> **Exercise objective**: Give the data below again, word for word.
# Data for this task start
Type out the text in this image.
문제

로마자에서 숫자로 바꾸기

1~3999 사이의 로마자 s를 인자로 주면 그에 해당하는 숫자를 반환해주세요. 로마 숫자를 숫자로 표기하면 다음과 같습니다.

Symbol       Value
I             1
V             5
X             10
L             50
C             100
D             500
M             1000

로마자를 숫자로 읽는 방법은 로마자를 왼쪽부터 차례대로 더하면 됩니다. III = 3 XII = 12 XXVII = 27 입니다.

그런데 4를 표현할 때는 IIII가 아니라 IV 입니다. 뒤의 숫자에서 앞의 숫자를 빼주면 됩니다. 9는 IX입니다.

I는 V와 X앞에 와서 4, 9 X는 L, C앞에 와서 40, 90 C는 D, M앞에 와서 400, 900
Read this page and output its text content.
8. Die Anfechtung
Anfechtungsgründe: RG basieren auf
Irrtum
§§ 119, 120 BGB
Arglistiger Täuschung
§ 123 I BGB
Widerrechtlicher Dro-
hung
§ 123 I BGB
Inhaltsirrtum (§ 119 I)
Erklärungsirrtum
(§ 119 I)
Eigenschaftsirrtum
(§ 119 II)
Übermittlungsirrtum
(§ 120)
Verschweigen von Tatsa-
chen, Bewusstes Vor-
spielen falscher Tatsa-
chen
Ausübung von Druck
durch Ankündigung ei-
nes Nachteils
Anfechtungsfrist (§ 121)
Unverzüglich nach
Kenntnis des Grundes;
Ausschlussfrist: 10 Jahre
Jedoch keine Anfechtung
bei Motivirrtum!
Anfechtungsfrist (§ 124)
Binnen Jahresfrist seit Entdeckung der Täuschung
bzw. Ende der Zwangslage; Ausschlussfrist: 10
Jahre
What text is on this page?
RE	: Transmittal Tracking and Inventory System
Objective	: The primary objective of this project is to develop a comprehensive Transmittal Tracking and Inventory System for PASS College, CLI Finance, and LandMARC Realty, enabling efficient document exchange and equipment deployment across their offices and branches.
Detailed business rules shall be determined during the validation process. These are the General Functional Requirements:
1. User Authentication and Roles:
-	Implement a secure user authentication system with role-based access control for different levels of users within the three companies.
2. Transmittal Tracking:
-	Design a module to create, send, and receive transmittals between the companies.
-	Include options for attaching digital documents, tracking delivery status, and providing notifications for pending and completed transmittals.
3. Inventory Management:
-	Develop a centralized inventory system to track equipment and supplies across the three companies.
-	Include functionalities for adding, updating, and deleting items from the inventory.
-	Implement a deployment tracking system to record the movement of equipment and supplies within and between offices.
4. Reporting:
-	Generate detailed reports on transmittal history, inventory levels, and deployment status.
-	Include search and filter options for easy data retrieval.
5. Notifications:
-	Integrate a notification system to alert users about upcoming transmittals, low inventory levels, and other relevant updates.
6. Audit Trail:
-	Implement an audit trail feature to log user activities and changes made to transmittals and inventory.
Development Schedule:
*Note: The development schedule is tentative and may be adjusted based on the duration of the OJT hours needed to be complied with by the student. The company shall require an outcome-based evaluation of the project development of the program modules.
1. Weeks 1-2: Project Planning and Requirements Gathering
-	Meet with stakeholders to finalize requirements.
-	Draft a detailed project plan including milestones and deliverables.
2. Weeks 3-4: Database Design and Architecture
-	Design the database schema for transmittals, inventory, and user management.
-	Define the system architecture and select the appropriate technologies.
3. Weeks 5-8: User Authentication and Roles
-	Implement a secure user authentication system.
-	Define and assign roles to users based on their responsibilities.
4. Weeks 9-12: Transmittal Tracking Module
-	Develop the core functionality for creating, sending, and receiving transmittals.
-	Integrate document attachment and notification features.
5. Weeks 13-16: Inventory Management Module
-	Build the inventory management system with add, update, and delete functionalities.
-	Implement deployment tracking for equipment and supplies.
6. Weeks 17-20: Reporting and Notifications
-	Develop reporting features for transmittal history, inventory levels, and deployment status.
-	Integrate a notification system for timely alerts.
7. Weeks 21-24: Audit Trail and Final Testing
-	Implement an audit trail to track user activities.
# Data for this task end
> **Expected output**:
Type out the text in this image.
문제

로마자에서 숫자로 바꾸기

1~3999 사이의 로마자 s를 인자로 주면 그에 해당하는 숫자를 반환해주세요. 로마 숫자를 숫자로 표기하면 다음과 같습니다.

Symbol       Value
I             1
V             5
X             10
L             50
C             100
D             500
M             1000

로마자를 숫자로 읽는 방법은 로마자를 왼쪽부터 차례대로 더하면 됩니다. III = 3 XII = 12 XXVII = 27 입니다.

그런데 4를 표현할 때는 IIII가 아니라 IV 입니다. 뒤의 숫자에서 앞의 숫자를 빼주면 됩니다. 9는 IX입니다.

I는 V와 X앞에 와서 4, 9 X는 L, C앞에 와서 40, 90 C는 D, M앞에 와서 400, 900
Read this page and output its text content.
8. Die Anfechtung
Anfechtungsgründe: RG basieren auf
Irrtum
§§ 119, 120 BGB
Arglistiger Täuschung
§ 123 I BGB
Widerrechtlicher Dro-
hung
§ 123 I BGB
Inhaltsirrtum (§ 119 I)
Erklärungsirrtum
(§ 119 I)
Eigenschaftsirrtum
(§ 119 II)
Übermittlungsirrtum
(§ 120)
Verschweigen von Tatsa-
chen, Bewusstes Vor-
spielen falscher Tatsa-
chen
Ausübung von Druck
durch Ankündigung ei-
nes Nachteils
Anfechtungsfrist (§ 121)
Unverzüglich nach
Kenntnis des Grundes;
Ausschlussfrist: 10 Jahre
Jedoch keine Anfechtung
bei Motivirrtum!
Anfechtungsfrist (§ 124)
Binnen Jahresfrist seit Entdeckung der Täuschung
bzw. Ende der Zwangslage; Ausschlussfrist: 10
Jahre
What text is on this page?
RE	: Transmittal Tracking and Inventory System
Objective	: The primary objective of this project is to develop a comprehensive Transmittal Tracking and Inventory System for PASS College, CLI Finance, and LandMARC Realty, enabling efficient document exchange and equipment deployment across their offices and branches.
Detailed business rules shall be determined during the validation process. These are the General Functional Requirements:
1. User Authentication and Roles:
-	Implement a secure user authentication system with role-based access control for different levels of users within the three companies.
2. Transmittal Tracking:
-	Design a module to create, send, and receive transmittals between the companies.
-	Include options for attaching digital documents, tracking delivery status, and providing notifications for pending and completed transmittals.
3. Inventory Management:
-	Develop a centralized inventory system to track equipment and supplies across the three companies.
-	Include functionalities for adding, updating, and deleting items from the inventory.
-	Implement a deployment tracking system to record the movement of equipment and supplies within and between offices.
4. Reporting:
-	Generate detailed reports on transmittal history, inventory levels, and deployment status.
-	Include search and filter options for easy data retrieval.
5. Notifications:
-	Integrate a notification system to alert users about upcoming transmittals, low inventory levels, and other relevant updates.
6. Audit Trail:
-	Implement an audit trail feature to log user activities and changes made to transmittals and inventory.
Development Schedule:
*Note: The development schedule is tentative and may be adjusted based on the duration of the OJT hours needed to be complied with by the student. The company shall require an outcome-based evaluation of the project development of the program modules.
1. Weeks 1-2: Project Planning and Requirements Gathering
-	Meet with stakeholders to finalize requirements.
-	Draft a detailed project plan including milestones and deliverables.
2. Weeks 3-4: Database Design and Architecture
-	Design the database schema for transmittals, inventory, and user management.
-	Define the system architecture and select the appropriate technologies.
3. Weeks 5-8: User Authentication and Roles
-	Implement a secure user authentication system.
-	Define and assign roles to users based on their responsibilities.
4. Weeks 9-12: Transmittal Tracking Module
-	Develop the core functionality for creating, sending, and receiving transmittals.
-	Integrate document attachment and notification features.
5. Weeks 13-16: Inventory Management Module
-	Build the inventory management system with add, update, and delete functionalities.
-	Implement deployment tracking for equipment and supplies.
6. Weeks 17-20: Reporting and Notifications
-	Develop reporting features for transmittal history, inventory levels, and deployment status.
-	Integrate a notification system for timely alerts.
7. Weeks 21-24: Audit Trail and Final Testing
-	Implement an audit trail to track user activities.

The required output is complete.